OBJECTIVE: Of the lines in the data below, count the ones holding the string "title", and answer with that number only.

RECORD SET:
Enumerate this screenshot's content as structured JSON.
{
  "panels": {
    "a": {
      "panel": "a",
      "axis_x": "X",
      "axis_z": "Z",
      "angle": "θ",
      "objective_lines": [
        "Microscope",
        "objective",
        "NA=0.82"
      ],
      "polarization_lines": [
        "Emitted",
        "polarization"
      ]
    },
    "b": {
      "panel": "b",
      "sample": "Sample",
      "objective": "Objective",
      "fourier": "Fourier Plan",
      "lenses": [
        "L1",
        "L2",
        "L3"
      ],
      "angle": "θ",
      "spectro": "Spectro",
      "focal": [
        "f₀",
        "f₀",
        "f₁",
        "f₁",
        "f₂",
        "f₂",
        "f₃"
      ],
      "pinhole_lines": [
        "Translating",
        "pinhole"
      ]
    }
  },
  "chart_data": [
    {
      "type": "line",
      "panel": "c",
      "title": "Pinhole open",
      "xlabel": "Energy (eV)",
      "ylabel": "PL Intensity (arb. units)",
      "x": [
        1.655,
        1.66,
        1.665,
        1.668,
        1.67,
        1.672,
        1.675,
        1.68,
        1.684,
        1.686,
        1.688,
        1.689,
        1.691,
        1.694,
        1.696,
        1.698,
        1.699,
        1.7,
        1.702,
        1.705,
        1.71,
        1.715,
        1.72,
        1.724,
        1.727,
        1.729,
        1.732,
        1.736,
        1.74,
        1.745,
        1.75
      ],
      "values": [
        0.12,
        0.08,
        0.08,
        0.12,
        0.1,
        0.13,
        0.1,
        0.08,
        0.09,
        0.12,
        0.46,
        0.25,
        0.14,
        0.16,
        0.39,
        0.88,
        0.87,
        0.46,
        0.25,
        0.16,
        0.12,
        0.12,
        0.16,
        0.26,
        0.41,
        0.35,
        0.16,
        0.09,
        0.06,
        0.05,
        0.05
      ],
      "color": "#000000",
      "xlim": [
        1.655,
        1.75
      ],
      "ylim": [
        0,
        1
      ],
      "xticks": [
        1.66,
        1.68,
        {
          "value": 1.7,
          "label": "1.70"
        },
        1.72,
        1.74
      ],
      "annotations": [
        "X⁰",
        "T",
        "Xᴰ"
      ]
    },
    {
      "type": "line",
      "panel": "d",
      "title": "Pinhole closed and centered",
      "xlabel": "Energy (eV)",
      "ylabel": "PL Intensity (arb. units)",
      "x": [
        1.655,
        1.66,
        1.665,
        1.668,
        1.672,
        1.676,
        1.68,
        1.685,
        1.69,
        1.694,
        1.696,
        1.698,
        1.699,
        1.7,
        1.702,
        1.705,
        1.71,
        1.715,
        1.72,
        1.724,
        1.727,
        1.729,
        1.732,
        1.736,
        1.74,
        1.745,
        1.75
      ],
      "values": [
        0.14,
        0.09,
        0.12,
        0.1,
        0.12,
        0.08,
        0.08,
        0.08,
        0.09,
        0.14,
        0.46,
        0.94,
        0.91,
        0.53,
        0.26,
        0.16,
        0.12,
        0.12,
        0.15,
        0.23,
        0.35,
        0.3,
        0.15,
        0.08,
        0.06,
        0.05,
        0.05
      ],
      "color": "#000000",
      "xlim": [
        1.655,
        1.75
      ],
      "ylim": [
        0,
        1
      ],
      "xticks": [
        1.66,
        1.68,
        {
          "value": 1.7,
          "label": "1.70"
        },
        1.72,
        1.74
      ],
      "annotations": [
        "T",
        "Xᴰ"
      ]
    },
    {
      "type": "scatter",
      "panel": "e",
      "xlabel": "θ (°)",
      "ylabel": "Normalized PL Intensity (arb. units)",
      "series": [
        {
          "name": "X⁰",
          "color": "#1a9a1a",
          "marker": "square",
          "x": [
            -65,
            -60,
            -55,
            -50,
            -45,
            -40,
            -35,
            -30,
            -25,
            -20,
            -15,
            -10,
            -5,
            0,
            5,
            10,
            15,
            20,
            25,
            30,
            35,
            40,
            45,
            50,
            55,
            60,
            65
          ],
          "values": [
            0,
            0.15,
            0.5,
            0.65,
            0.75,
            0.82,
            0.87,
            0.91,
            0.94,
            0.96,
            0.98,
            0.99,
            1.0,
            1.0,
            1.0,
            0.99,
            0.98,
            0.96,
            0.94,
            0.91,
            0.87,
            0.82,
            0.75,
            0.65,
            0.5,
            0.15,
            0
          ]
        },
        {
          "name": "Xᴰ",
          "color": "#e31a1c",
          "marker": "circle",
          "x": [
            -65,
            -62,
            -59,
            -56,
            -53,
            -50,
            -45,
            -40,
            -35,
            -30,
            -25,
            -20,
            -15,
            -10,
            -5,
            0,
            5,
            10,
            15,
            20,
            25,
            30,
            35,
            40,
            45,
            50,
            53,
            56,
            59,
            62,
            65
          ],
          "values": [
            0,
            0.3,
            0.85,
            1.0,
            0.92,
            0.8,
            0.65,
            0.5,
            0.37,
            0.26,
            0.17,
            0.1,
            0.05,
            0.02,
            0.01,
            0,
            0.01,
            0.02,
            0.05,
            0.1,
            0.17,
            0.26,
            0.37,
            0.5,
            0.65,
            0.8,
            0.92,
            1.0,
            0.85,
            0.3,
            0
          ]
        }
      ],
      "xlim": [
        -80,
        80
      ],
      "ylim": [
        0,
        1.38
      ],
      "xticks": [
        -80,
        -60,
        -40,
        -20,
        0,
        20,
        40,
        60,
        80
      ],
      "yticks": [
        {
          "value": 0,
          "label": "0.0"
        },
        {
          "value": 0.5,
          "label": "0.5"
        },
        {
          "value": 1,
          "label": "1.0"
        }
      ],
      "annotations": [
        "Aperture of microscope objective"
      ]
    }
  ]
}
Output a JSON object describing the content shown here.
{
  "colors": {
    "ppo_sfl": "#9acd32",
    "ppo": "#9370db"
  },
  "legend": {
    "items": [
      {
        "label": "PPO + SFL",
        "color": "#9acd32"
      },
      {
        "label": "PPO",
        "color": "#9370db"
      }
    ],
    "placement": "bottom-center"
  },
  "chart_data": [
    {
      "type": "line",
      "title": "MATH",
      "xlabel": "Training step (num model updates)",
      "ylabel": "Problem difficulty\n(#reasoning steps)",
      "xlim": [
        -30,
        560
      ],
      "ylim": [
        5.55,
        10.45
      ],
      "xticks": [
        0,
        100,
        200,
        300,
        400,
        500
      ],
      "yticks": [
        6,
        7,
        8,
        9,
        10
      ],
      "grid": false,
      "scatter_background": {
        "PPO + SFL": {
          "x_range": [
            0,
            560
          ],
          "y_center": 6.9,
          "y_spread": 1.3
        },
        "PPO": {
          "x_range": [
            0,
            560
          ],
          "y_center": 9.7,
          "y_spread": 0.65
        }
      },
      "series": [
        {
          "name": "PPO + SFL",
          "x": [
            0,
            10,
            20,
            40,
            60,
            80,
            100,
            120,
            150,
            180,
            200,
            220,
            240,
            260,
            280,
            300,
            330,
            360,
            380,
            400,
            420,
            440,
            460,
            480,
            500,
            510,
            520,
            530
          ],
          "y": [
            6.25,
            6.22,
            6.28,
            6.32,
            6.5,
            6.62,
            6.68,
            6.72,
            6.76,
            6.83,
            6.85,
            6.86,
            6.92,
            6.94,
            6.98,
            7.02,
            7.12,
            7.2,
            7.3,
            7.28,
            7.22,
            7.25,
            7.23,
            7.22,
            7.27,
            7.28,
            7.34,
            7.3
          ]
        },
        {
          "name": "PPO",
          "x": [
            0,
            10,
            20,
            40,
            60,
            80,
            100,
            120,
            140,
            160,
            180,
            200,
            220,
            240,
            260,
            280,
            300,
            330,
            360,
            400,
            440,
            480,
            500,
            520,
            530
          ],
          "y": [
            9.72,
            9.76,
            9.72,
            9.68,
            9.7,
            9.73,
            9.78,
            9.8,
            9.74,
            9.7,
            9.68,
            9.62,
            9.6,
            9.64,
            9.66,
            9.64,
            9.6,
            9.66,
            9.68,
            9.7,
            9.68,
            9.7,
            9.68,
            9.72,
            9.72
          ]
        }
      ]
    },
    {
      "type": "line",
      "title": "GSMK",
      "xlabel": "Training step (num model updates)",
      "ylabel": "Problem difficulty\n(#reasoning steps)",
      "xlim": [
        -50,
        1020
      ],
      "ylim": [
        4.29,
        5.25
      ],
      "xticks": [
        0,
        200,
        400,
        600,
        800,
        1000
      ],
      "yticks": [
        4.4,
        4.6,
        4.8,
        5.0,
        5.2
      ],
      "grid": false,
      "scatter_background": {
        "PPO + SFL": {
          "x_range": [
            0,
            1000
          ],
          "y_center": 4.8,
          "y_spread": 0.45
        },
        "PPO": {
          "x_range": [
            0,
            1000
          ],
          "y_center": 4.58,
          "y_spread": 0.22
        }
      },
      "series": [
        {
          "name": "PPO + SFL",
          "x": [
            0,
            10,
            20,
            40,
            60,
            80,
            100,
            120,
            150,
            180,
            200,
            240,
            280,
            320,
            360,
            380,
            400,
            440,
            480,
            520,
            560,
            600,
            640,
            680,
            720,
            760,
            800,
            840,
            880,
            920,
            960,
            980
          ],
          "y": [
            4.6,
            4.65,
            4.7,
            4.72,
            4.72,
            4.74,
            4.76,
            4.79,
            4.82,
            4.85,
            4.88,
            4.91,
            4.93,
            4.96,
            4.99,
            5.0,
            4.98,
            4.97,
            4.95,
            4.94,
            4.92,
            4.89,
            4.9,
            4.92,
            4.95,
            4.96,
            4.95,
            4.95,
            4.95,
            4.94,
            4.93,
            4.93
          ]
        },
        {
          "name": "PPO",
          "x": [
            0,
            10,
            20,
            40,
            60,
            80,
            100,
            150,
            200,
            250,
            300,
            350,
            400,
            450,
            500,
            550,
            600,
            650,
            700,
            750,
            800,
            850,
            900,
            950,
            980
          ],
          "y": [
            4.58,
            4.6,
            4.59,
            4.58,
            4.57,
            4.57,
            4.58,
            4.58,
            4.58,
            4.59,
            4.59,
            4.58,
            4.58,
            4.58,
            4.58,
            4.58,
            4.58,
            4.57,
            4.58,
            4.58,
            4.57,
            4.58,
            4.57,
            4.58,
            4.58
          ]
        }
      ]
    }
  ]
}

FULL SOLUTION: 4